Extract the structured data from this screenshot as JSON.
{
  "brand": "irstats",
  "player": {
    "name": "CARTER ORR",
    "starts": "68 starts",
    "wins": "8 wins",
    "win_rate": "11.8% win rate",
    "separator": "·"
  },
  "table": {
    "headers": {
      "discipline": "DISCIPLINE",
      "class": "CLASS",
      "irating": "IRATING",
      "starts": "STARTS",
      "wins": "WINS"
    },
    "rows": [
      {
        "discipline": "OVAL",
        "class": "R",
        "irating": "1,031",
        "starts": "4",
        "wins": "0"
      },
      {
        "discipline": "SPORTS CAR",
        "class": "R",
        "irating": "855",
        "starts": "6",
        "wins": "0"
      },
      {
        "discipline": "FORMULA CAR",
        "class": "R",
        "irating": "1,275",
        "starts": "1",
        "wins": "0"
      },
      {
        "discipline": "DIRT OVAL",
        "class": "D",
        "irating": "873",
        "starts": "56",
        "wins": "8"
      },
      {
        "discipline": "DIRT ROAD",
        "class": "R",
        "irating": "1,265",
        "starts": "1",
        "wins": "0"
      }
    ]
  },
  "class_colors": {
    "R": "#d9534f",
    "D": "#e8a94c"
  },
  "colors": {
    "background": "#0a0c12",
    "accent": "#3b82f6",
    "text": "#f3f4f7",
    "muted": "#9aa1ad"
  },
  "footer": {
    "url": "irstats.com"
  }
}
-=-=-=-=-
*TASK DIRECTIONS*
Retype all the records, matching them exactly.

*ANSWER TO THE TASK*
Extract the structured data from this screenshot as JSON.
{
  "brand": "irstats",
  "player": {
    "name": "CARTER ORR",
    "starts": "68 starts",
    "wins": "8 wins",
    "win_rate": "11.8% win rate",
    "separator": "·"
  },
  "table": {
    "headers": {
      "discipline": "DISCIPLINE",
      "class": "CLASS",
      "irating": "IRATING",
      "starts": "STARTS",
      "wins": "WINS"
    },
    "rows": [
      {
        "discipline": "OVAL",
        "class": "R",
        "irating": "1,031",
        "starts": "4",
        "wins": "0"
      },
      {
        "discipline": "SPORTS CAR",
        "class": "R",
        "irating": "855",
        "starts": "6",
        "wins": "0"
      },
      {
        "discipline": "FORMULA CAR",
        "class": "R",
        "irating": "1,275",
        "starts": "1",
        "wins": "0"
      },
      {
        "discipline": "DIRT OVAL",
        "class": "D",
        "irating": "873",
        "starts": "56",
        "wins": "8"
      },
      {
        "discipline": "DIRT ROAD",
        "class": "R",
        "irating": "1,265",
        "starts": "1",
        "wins": "0"
      }
    ]
  },
  "class_colors": {
    "R": "#d9534f",
    "D": "#e8a94c"
  },
  "colors": {
    "background": "#0a0c12",
    "accent": "#3b82f6",
    "text": "#f3f4f7",
    "muted": "#9aa1ad"
  },
  "footer": {
    "url": "irstats.com"
  }
}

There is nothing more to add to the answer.